Yeah, I know what you mean, my ex-wife was the same way.

this won't be neat once you try to solve other similar problems however.
hence this seems to be a "one trick pony" if you know what i mean.
it is a nice enough method to note. as there are a lot of problems that it would work for. the technique of substitution is used all over math, so i wouldn't file this approach under the "one trick pony" file.

in this case however, it didn't make life much simpler, so i see no harm in sticking with the straight forward approach...not that Jane was saying anything different

Originally Posted by angel.white
Yeah, I know what you mean, my ex-wife was the same way.
as in a "one trick pony"? (that's not a nice thing to call your ex-wife )...what do you mean?

this won't be neat once you try to solve other similar problems however.
hence this seems to be a "one trick pony" if you know what i mean.
The reason for the substitution is that the equation $\displaystyle (r-2)^2+(r-4)^2\ =\ r^2$ is symmetrical about $\displaystyle r-2$. For other similar problems, you make similar substitutions involving whatever the equation is symmetrical about. For example …

$\displaystyle \color{white}.\quad.$ Solve $\displaystyle (x+123)^2+(x+456)^2=(x+789)^2$.

$\displaystyle \color{white}.\quad.$ $\displaystyle (x+123)^2+(x+456)^2=(x+789)^2$

$\displaystyle \Rightarrow\ x^2+246x+15129+x^2+912x+207936=x^2+1578x+622521$

$\displaystyle \Rightarrow\ x^2+\ldots$ ???

<screams in terror and gives up>

My method
The equation is symmetrical about $\displaystyle x+456$ so let $\displaystyle X=x+456$. Then

$\displaystyle \color{white}.\quad.$ $\displaystyle (x+123)^2+(x+456)^2=(x+789)^2$

$\displaystyle \Rightarrow\ (X-333)^2+X^2=(X+333)^2$

$\displaystyle \Rightarrow\ X^2-666X+333^2+X^2=X^2+666X+333^2$

$\displaystyle \Rightarrow\ X^2-1332X=0$

$\displaystyle \Rightarrow\ X=0$ or $\displaystyle X=1332$

$\displaystyle \Rightarrow\ x=-456$ or $\displaystyle x=876$

You see the difference between your method and mine? Therefore my method is not a one-trick pony! Next time think before making another similar comment.

* [STORED DATA]:
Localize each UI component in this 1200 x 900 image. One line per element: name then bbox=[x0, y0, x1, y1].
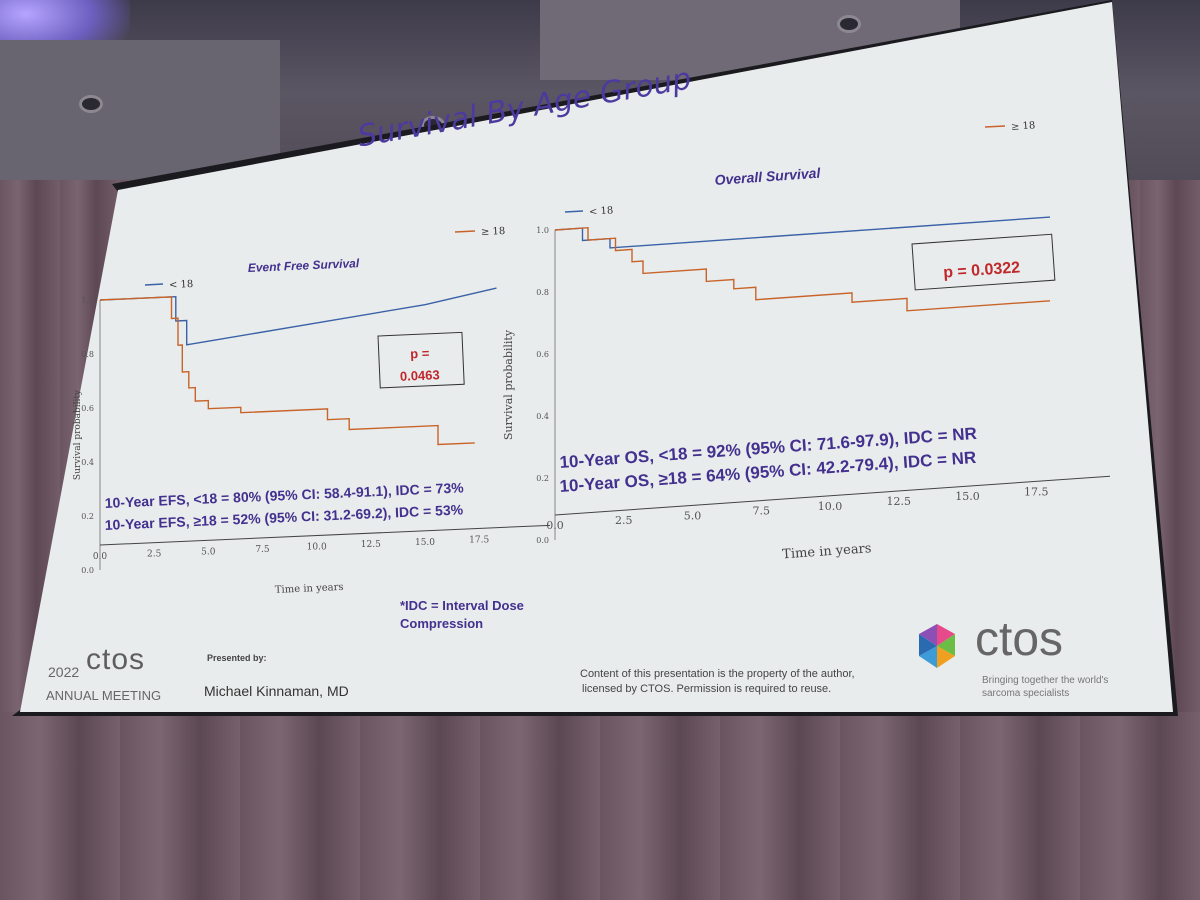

* [EXERCISE OBJECTIVE]: According to the forum thread, why is a substitution used for the equation (r-2)^2+(r-4)^2 = r^2?

* [OUTPUT OF THE EXERCISE]: The equation is symmetrical about r-2.